THE PROBLEM: Where a line holds the word "Black", copy that line.
== == ==
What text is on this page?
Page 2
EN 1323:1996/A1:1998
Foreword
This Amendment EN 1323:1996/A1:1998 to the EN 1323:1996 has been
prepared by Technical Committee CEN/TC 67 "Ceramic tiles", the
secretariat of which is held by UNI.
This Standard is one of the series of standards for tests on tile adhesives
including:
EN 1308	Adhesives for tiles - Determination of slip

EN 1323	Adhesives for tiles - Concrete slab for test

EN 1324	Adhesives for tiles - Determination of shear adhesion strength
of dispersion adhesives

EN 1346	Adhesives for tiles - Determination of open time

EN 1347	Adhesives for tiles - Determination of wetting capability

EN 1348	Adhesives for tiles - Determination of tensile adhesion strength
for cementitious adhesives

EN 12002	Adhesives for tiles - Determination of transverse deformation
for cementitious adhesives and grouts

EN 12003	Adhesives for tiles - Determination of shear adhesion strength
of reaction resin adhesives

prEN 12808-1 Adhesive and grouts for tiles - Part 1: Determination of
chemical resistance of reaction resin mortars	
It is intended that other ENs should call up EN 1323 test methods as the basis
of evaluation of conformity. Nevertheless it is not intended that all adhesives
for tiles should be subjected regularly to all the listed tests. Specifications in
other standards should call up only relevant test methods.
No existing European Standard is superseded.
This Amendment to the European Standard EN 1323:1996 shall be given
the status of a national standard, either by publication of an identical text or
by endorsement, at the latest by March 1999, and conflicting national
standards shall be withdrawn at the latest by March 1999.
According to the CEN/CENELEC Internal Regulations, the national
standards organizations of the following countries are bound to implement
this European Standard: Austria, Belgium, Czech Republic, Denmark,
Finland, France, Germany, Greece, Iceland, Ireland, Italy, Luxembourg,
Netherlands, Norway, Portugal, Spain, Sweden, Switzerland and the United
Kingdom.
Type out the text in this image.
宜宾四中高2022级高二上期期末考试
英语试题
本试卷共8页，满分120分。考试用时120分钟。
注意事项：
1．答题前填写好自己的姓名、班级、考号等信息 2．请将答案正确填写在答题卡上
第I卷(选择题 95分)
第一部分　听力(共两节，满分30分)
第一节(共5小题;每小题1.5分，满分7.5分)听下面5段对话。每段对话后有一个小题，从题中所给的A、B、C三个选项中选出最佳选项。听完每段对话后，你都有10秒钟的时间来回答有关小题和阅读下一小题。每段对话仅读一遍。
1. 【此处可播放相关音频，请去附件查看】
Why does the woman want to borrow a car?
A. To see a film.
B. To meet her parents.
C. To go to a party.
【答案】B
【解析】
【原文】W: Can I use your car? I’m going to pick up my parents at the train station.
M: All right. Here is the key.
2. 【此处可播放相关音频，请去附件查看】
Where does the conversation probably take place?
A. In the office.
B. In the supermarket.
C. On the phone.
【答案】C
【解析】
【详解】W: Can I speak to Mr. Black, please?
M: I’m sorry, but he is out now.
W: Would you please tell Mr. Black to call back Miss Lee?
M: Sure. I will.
== == ==
CORRECT RESPONSE:
【详解】W: Can I speak to Mr. Black, please?
W: Would you please tell Mr. Black to call back Miss Lee?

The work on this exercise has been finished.